* What the exercise asks: All the records that follow need to be reproduced exactly. Omit the images.

Dataset entries
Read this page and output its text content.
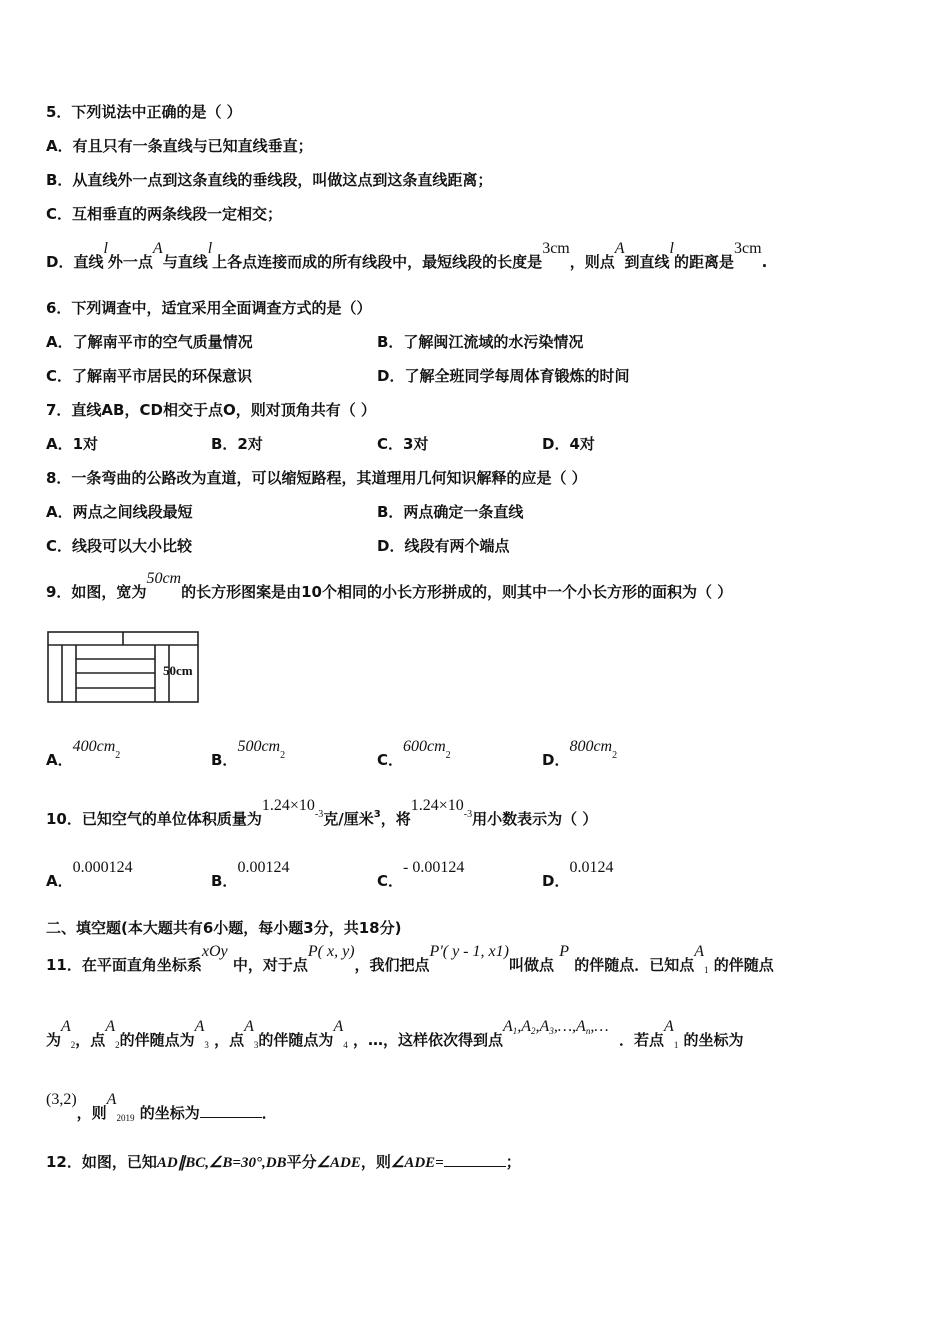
5．下列说法中正确的是（ ）
A．有且只有一条直线与已知直线垂直；
B．从直线外一点到这条直线的垂线段，叫做这点到这条直线距离；
C．互相垂直的两条线段一定相交；
D．直线l外一点A与直线l上各点连接而成的所有线段中，最短线段的长度是3cm，则点A到直线l的距离是3cm.
6．下列调查中，适宜采用全面调查方式的是（）
A．了解南平市的空气质量情况	B．了解闽江流域的水污染情况
C．了解南平市居民的环保意识	D．了解全班同学每周体育锻炼的时间
7．直线AB，CD相交于点O，则对顶角共有（ ）
A．1对	B．2对	C．3对	D．4对
8．一条弯曲的公路改为直道，可以缩短路程，其道理用几何知识解释的应是（ ）
A．两点之间线段最短	B．两点确定一条直线
C．线段可以大小比较	D．线段有两个端点
9．如图，宽为50cm的长方形图案是由10个相同的小长方形拼成的，则其中一个小长方形的面积为（ ）
50cm
A．$400cm^2$	B．$500cm^2$	C．$600cm^2$	D．$800cm^2$
10．已知空气的单位体积质量为$1.24\times 10^{-3}$克/厘米$^3$，将$1.24\times 10^{-3}$用小数表示为（ ）
A．0.000124
B．0.00124
C．- 0.00124
D．0.0124
二、填空题(本大题共有6小题，每小题3分，共18分)
11．在平面直角坐标系xOy 中，对于点P( x, y)，我们把点P'( y - 1, x1)叫做点 P 的伴随点．已知点$A_1$ 的伴随点
为$A_2$，点$A_2$的伴随点为$A_3$ ，点$A_3$的伴随点为$A_4$ ，…，这样依次得到点A1,A2,A3,…,An,…  ．若点$A_1$ 的坐标为
(3,2)，则$A_{2019}$ 的坐标为	．
12．如图，已知AD∥BC,∠B=30°,DB平分∠ADE，则∠ADE=	；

* Full output:
Read this page and output its text content.
5．下列说法中正确的是（ ）
A．有且只有一条直线与已知直线垂直；
B．从直线外一点到这条直线的垂线段，叫做这点到这条直线距离；
C．互相垂直的两条线段一定相交；
D．直线l外一点A与直线l上各点连接而成的所有线段中，最短线段的长度是3cm，则点A到直线l的距离是3cm.
6．下列调查中，适宜采用全面调查方式的是（）
A．了解南平市的空气质量情况	B．了解闽江流域的水污染情况
C．了解南平市居民的环保意识	D．了解全班同学每周体育锻炼的时间
7．直线AB，CD相交于点O，则对顶角共有（ ）
A．1对	B．2对	C．3对	D．4对
8．一条弯曲的公路改为直道，可以缩短路程，其道理用几何知识解释的应是（ ）
A．两点之间线段最短	B．两点确定一条直线
C．线段可以大小比较	D．线段有两个端点
9．如图，宽为50cm的长方形图案是由10个相同的小长方形拼成的，则其中一个小长方形的面积为（ ）
50cm
A．$400cm^2$	B．$500cm^2$	C．$600cm^2$	D．$800cm^2$
10．已知空气的单位体积质量为$1.24\times 10^{-3}$克/厘米$^3$，将$1.24\times 10^{-3}$用小数表示为（ ）
A．0.000124
B．0.00124
C．- 0.00124
D．0.0124
二、填空题(本大题共有6小题，每小题3分，共18分)
11．在平面直角坐标系xOy 中，对于点P( x, y)，我们把点P'( y - 1, x1)叫做点 P 的伴随点．已知点$A_1$ 的伴随点
为$A_2$，点$A_2$的伴随点为$A_3$ ，点$A_3$的伴随点为$A_4$ ，…，这样依次得到点A1,A2,A3,…,An,…  ．若点$A_1$ 的坐标为
(3,2)，则$A_{2019}$ 的坐标为	．
12．如图，已知AD∥BC,∠B=30°,DB平分∠ADE，则∠ADE=	；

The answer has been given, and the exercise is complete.